───── Records for the task
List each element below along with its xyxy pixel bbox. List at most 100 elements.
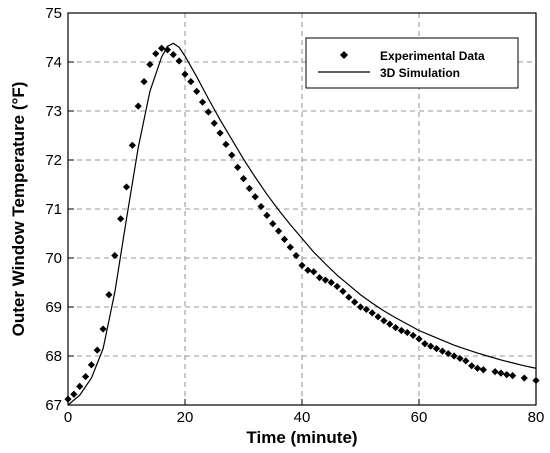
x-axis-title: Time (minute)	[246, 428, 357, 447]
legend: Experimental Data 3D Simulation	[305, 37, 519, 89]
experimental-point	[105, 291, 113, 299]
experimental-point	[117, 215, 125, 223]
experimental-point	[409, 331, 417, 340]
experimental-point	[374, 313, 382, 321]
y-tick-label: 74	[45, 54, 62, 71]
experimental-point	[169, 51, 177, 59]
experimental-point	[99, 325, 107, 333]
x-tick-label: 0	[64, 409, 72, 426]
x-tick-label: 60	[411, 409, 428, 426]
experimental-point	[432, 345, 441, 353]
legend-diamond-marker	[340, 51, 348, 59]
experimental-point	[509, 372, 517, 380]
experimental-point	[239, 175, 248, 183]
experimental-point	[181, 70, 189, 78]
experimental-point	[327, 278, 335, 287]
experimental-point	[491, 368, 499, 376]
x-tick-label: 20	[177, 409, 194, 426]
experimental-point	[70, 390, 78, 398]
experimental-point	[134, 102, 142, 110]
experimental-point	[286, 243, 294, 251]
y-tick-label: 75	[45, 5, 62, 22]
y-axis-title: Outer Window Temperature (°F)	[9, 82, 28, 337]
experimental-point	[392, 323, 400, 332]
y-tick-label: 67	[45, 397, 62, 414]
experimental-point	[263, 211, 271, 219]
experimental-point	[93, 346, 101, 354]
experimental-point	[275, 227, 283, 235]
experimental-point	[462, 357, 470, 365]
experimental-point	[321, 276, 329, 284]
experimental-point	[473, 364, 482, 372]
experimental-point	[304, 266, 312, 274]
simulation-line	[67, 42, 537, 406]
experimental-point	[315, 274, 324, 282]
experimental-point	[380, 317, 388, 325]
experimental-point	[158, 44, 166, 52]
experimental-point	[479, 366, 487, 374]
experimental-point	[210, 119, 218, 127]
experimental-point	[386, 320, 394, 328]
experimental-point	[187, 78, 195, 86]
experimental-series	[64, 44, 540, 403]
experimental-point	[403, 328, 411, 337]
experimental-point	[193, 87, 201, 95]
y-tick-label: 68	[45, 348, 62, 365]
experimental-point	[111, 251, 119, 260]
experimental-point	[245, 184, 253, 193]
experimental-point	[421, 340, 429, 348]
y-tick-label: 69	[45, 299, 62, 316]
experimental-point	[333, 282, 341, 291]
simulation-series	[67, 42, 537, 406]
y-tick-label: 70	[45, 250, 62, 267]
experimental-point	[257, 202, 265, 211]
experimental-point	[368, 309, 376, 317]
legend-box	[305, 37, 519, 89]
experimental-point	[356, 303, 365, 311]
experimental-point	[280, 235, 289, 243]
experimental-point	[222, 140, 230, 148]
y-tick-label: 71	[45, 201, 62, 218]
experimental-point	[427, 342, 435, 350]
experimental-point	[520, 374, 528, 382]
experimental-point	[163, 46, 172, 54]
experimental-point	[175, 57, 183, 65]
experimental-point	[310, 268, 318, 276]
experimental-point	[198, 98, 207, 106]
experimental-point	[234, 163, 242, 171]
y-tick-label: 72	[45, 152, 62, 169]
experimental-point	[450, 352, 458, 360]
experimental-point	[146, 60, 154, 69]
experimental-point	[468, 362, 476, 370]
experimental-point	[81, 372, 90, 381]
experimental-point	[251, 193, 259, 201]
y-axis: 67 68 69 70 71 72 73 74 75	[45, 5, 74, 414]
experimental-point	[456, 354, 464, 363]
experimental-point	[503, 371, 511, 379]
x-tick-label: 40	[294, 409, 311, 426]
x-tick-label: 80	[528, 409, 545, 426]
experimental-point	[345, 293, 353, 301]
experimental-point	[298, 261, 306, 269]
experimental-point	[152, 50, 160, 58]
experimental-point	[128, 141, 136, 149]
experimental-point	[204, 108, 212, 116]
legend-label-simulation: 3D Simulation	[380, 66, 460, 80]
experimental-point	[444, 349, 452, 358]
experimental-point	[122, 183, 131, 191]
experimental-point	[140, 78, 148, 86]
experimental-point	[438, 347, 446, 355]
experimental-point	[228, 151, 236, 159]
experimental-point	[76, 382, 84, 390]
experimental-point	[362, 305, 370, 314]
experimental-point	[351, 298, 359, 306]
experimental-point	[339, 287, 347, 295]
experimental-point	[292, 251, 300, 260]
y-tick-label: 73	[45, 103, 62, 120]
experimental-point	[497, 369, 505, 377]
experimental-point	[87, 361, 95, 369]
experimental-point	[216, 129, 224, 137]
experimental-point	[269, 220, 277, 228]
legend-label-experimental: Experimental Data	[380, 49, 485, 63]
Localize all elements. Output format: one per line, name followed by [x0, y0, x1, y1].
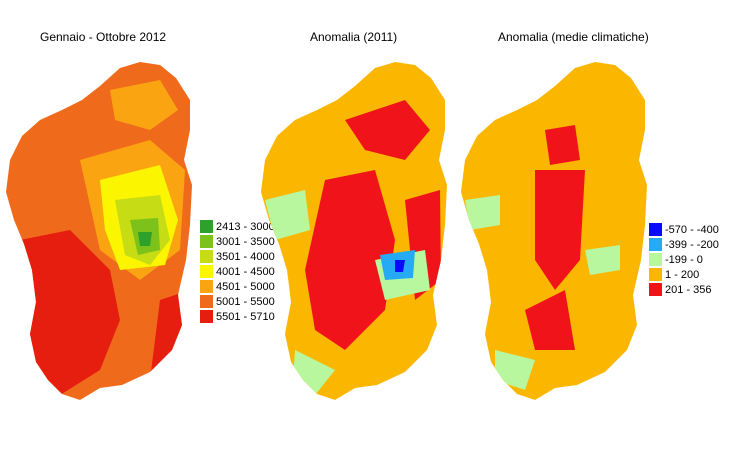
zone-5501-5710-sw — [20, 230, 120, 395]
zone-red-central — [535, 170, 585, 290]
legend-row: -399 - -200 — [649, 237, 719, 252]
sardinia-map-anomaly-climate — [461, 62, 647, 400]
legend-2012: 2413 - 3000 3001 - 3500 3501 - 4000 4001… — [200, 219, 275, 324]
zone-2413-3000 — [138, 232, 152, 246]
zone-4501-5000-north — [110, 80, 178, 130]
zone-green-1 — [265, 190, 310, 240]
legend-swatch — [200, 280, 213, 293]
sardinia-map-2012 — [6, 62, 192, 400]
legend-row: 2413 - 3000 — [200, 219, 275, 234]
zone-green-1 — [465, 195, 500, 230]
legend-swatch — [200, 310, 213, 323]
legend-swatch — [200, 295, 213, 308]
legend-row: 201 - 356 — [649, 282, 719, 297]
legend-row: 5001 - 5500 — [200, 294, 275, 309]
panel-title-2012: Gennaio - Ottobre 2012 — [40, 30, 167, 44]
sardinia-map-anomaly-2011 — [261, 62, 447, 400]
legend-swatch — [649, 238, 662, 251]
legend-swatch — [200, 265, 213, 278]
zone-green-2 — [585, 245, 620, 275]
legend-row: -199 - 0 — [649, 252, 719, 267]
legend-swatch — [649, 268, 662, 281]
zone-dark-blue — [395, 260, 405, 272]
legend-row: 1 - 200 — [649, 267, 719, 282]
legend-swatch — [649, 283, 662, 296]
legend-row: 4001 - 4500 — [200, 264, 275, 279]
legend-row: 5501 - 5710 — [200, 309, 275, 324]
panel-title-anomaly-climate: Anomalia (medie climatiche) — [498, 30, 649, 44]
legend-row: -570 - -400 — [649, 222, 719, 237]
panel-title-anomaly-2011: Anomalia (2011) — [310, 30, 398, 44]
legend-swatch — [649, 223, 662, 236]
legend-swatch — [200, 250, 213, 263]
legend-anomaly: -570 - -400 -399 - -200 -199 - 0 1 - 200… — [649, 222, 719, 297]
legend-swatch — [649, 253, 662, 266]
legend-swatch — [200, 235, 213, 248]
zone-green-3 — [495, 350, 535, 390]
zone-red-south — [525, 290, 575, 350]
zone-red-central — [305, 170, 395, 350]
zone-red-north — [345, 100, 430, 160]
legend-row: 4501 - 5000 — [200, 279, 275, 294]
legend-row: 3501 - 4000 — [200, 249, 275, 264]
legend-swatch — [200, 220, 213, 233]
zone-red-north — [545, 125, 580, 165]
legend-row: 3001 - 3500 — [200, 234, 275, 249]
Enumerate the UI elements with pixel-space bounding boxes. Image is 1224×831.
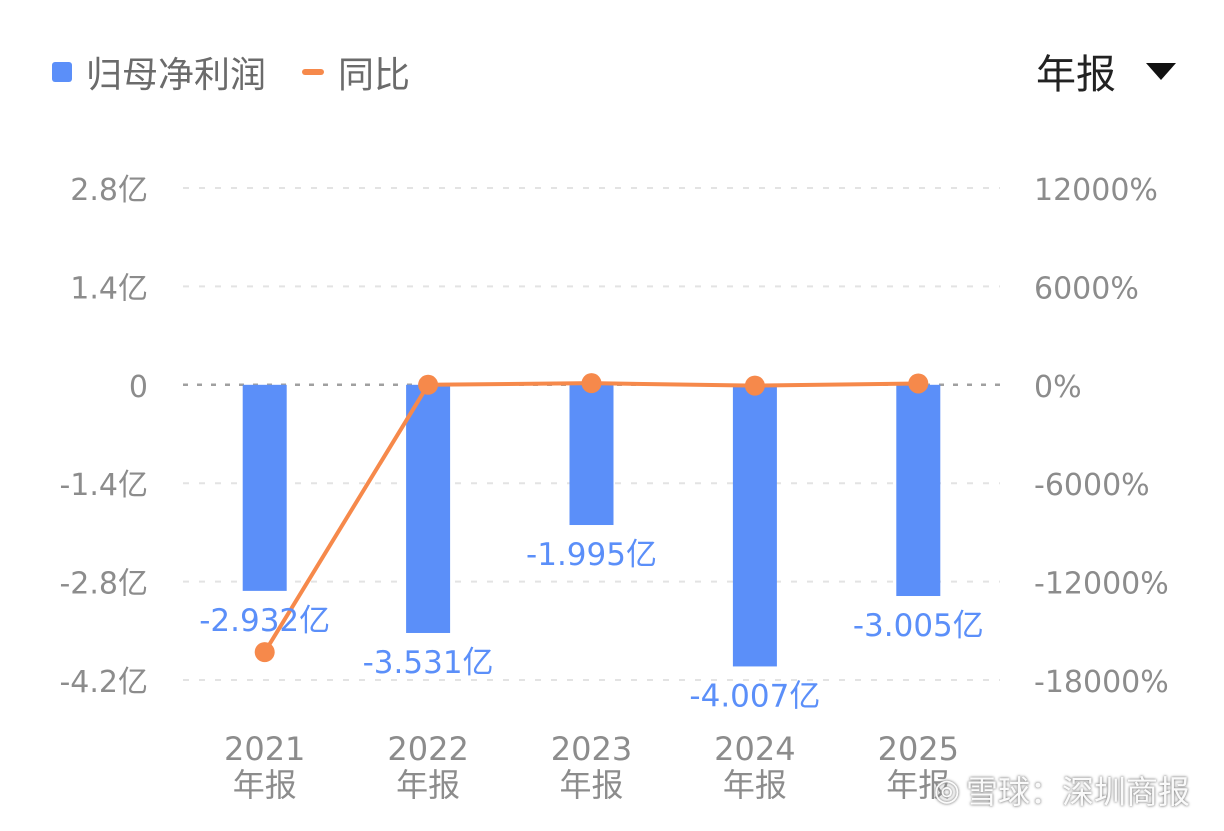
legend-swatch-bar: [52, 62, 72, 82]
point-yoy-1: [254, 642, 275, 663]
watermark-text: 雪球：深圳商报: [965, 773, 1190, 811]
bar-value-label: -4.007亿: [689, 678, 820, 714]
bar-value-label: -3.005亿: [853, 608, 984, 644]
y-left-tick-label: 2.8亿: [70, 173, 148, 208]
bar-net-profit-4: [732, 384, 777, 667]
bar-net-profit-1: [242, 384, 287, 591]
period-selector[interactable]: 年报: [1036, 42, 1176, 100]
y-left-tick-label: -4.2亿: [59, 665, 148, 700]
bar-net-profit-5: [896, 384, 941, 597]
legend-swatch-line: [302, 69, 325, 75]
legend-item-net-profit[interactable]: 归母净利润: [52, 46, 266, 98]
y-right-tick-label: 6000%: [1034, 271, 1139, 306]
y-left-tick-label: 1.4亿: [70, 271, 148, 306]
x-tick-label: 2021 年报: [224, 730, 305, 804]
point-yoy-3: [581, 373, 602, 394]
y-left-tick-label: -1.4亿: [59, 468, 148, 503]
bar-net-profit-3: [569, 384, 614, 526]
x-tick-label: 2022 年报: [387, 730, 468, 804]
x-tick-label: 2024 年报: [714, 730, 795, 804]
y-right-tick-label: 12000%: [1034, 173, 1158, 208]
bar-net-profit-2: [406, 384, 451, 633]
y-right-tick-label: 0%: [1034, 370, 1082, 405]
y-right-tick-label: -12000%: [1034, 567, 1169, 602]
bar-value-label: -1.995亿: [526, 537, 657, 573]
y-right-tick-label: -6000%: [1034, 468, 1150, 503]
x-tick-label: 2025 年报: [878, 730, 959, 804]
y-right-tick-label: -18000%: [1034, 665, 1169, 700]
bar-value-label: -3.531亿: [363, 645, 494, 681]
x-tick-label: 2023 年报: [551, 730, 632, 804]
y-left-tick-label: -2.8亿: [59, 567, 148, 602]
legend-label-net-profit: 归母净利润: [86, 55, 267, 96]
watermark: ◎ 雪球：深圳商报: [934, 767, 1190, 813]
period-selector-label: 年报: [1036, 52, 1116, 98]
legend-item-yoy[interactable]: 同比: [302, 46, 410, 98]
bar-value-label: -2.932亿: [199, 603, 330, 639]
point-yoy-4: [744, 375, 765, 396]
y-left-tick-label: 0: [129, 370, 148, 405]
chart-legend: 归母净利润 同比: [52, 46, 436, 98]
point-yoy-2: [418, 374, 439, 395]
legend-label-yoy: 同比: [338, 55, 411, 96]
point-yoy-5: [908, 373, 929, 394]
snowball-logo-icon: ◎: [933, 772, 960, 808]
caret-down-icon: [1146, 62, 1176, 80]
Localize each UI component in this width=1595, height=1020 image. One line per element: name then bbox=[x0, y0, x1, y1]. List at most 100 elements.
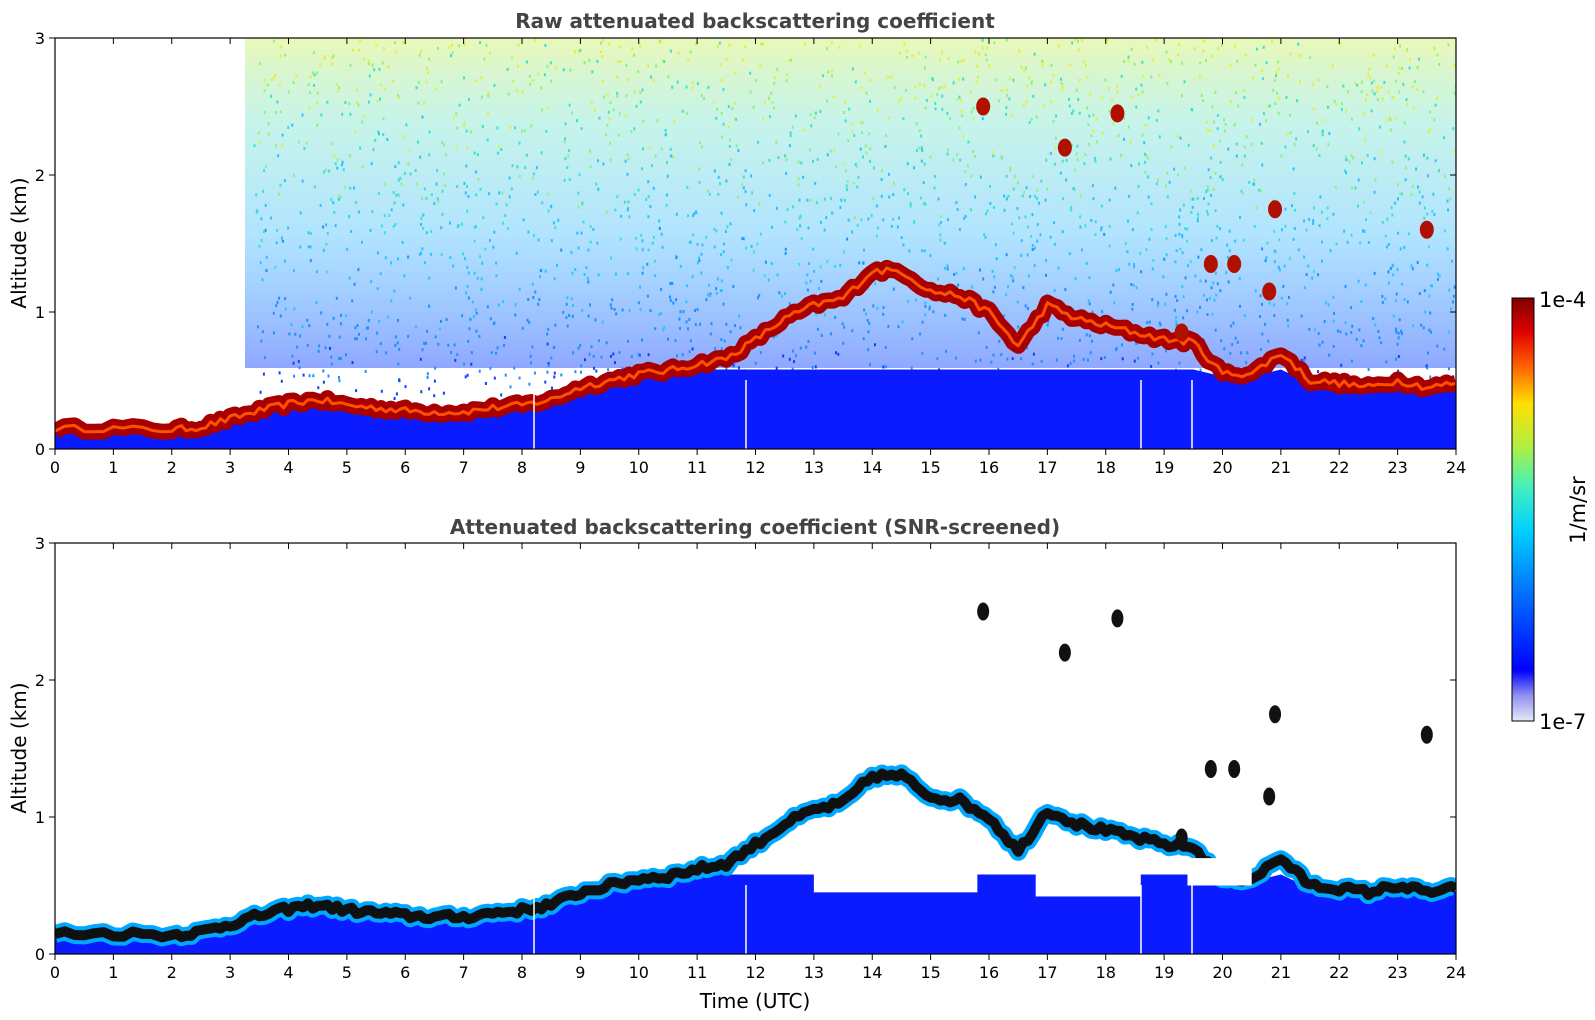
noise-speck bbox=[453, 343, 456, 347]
──────────
Copy the lines word for word, starting at the line that contains "428, 357, 447]" and ending at the line that contains "331, 417, 340]".

--- The reply ---
x-axis-title: Time (minute)	[246, 428, 357, 447]
legend: Experimental Data 3D Simulation	[305, 37, 519, 89]
experimental-point	[105, 291, 113, 299]
experimental-point	[117, 215, 125, 223]
experimental-point	[409, 331, 417, 340]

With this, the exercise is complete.